DESCRIPTION OF THE TASK
Every entry that follows needs to be repeated exactly.

Records excerpted from a collection:
★ ★ ★ ★ ★
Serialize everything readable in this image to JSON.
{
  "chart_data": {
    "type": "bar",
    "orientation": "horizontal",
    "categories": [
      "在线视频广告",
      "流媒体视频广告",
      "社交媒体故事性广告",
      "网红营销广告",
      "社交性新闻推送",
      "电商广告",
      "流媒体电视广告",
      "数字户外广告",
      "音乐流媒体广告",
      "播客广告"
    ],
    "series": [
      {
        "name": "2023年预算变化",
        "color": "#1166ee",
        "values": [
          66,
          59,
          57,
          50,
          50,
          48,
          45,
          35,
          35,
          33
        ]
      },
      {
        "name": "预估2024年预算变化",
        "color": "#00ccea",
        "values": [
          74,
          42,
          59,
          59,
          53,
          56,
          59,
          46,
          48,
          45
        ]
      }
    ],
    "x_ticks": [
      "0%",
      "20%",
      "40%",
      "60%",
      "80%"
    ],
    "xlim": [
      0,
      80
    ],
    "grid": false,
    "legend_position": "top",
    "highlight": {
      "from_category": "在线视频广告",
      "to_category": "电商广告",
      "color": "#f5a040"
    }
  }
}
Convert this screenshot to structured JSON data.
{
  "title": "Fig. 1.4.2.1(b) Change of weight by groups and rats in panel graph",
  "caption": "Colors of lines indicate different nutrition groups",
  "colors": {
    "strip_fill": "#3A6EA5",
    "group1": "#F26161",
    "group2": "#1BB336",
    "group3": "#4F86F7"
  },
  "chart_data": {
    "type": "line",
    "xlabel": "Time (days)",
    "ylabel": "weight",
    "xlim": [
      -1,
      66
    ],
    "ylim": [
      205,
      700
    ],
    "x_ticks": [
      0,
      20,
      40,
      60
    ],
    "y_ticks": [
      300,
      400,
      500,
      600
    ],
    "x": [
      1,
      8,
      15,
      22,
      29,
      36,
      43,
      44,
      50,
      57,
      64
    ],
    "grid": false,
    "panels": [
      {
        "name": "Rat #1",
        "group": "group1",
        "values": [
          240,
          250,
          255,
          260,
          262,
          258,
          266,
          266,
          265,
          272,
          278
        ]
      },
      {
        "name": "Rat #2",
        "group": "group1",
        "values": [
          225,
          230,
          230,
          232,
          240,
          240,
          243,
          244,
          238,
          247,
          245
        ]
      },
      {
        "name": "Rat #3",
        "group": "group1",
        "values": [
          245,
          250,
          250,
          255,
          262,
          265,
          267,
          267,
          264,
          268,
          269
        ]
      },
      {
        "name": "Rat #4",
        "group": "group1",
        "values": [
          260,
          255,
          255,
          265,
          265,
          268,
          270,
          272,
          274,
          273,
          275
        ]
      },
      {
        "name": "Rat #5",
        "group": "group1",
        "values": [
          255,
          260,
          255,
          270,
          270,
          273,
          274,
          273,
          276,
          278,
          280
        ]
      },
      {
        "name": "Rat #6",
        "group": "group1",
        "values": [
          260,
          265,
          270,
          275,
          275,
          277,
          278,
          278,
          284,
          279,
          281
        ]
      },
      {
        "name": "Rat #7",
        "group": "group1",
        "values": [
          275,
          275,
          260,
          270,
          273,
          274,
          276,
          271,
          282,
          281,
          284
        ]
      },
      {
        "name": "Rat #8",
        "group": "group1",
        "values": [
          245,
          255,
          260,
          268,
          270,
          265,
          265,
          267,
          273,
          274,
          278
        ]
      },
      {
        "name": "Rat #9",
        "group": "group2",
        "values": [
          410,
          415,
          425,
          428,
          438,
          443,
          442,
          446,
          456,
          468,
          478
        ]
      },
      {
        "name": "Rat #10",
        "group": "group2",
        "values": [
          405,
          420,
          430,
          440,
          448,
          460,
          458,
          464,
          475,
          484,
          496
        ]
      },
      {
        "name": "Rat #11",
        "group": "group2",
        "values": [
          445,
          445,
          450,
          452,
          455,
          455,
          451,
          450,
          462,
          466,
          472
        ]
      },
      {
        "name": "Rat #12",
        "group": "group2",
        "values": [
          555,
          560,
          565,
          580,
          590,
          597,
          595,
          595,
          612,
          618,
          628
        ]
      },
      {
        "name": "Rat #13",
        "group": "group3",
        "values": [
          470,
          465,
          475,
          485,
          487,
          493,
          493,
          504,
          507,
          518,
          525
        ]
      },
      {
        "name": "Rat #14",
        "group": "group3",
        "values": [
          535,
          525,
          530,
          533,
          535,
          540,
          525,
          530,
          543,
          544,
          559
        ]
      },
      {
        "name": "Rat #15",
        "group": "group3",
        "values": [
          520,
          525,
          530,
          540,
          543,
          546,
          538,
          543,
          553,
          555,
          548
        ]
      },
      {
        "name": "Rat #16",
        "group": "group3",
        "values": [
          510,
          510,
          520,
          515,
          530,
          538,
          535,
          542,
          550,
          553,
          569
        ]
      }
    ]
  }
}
★ ★ ★ ★ ★
WORKED SOLUTION
Serialize everything readable in this image to JSON.
{
  "chart_data": {
    "type": "bar",
    "orientation": "horizontal",
    "categories": [
      "在线视频广告",
      "流媒体视频广告",
      "社交媒体故事性广告",
      "网红营销广告",
      "社交性新闻推送",
      "电商广告",
      "流媒体电视广告",
      "数字户外广告",
      "音乐流媒体广告",
      "播客广告"
    ],
    "series": [
      {
        "name": "2023年预算变化",
        "color": "#1166ee",
        "values": [
          66,
          59,
          57,
          50,
          50,
          48,
          45,
          35,
          35,
          33
        ]
      },
      {
        "name": "预估2024年预算变化",
        "color": "#00ccea",
        "values": [
          74,
          42,
          59,
          59,
          53,
          56,
          59,
          46,
          48,
          45
        ]
      }
    ],
    "x_ticks": [
      "0%",
      "20%",
      "40%",
      "60%",
      "80%"
    ],
    "xlim": [
      0,
      80
    ],
    "grid": false,
    "legend_position": "top",
    "highlight": {
      "from_category": "在线视频广告",
      "to_category": "电商广告",
      "color": "#f5a040"
    }
  }
}
Convert this screenshot to structured JSON data.
{
  "title": "Fig. 1.4.2.1(b) Change of weight by groups and rats in panel graph",
  "caption": "Colors of lines indicate different nutrition groups",
  "colors": {
    "strip_fill": "#3A6EA5",
    "group1": "#F26161",
    "group2": "#1BB336",
    "group3": "#4F86F7"
  },
  "chart_data": {
    "type": "line",
    "xlabel": "Time (days)",
    "ylabel": "weight",
    "xlim": [
      -1,
      66
    ],
    "ylim": [
      205,
      700
    ],
    "x_ticks": [
      0,
      20,
      40,
      60
    ],
    "y_ticks": [
      300,
      400,
      500,
      600
    ],
    "x": [
      1,
      8,
      15,
      22,
      29,
      36,
      43,
      44,
      50,
      57,
      64
    ],
    "grid": false,
    "panels": [
      {
        "name": "Rat #1",
        "group": "group1",
        "values": [
          240,
          250,
          255,
          260,
          262,
          258,
          266,
          266,
          265,
          272,
          278
        ]
      },
      {
        "name": "Rat #2",
        "group": "group1",
        "values": [
          225,
          230,
          230,
          232,
          240,
          240,
          243,
          244,
          238,
          247,
          245
        ]
      },
      {
        "name": "Rat #3",
        "group": "group1",
        "values": [
          245,
          250,
          250,
          255,
          262,
          265,
          267,
          267,
          264,
          268,
          269
        ]
      },
      {
        "name": "Rat #4",
        "group": "group1",
        "values": [
          260,
          255,
          255,
          265,
          265,
          268,
          270,
          272,
          274,
          273,
          275
        ]
      },
      {
        "name": "Rat #5",
        "group": "group1",
        "values": [
          255,
          260,
          255,
          270,
          270,
          273,
          274,
          273,
          276,
          278,
          280
        ]
      },
      {
        "name": "Rat #6",
        "group": "group1",
        "values": [
          260,
          265,
          270,
          275,
          275,
          277,
          278,
          278,
          284,
          279,
          281
        ]
      },
      {
        "name": "Rat #7",
        "group": "group1",
        "values": [
          275,
          275,
          260,
          270,
          273,
          274,
          276,
          271,
          282,
          281,
          284
        ]
      },
      {
        "name": "Rat #8",
        "group": "group1",
        "values": [
          245,
          255,
          260,
          268,
          270,
          265,
          265,
          267,
          273,
          274,
          278
        ]
      },
      {
        "name": "Rat #9",
        "group": "group2",
        "values": [
          410,
          415,
          425,
          428,
          438,
          443,
          442,
          446,
          456,
          468,
          478
        ]
      },
      {
        "name": "Rat #10",
        "group": "group2",
        "values": [
          405,
          420,
          430,
          440,
          448,
          460,
          458,
          464,
          475,
          484,
          496
        ]
      },
      {
        "name": "Rat #11",
        "group": "group2",
        "values": [
          445,
          445,
          450,
          452,
          455,
          455,
          451,
          450,
          462,
          466,
          472
        ]
      },
      {
        "name": "Rat #12",
        "group": "group2",
        "values": [
          555,
          560,
          565,
          580,
          590,
          597,
          595,
          595,
          612,
          618,
          628
        ]
      },
      {
        "name": "Rat #13",
        "group": "group3",
        "values": [
          470,
          465,
          475,
          485,
          487,
          493,
          493,
          504,
          507,
          518,
          525
        ]
      },
      {
        "name": "Rat #14",
        "group": "group3",
        "values": [
          535,
          525,
          530,
          533,
          535,
          540,
          525,
          530,
          543,
          544,
          559
        ]
      },
      {
        "name": "Rat #15",
        "group": "group3",
        "values": [
          520,
          525,
          530,
          540,
          543,
          546,
          538,
          543,
          553,
          555,
          548
        ]
      },
      {
        "name": "Rat #16",
        "group": "group3",
        "values": [
          510,
          510,
          520,
          515,
          530,
          538,
          535,
          542,
          550,
          553,
          569
        ]
      }
    ]
  }
}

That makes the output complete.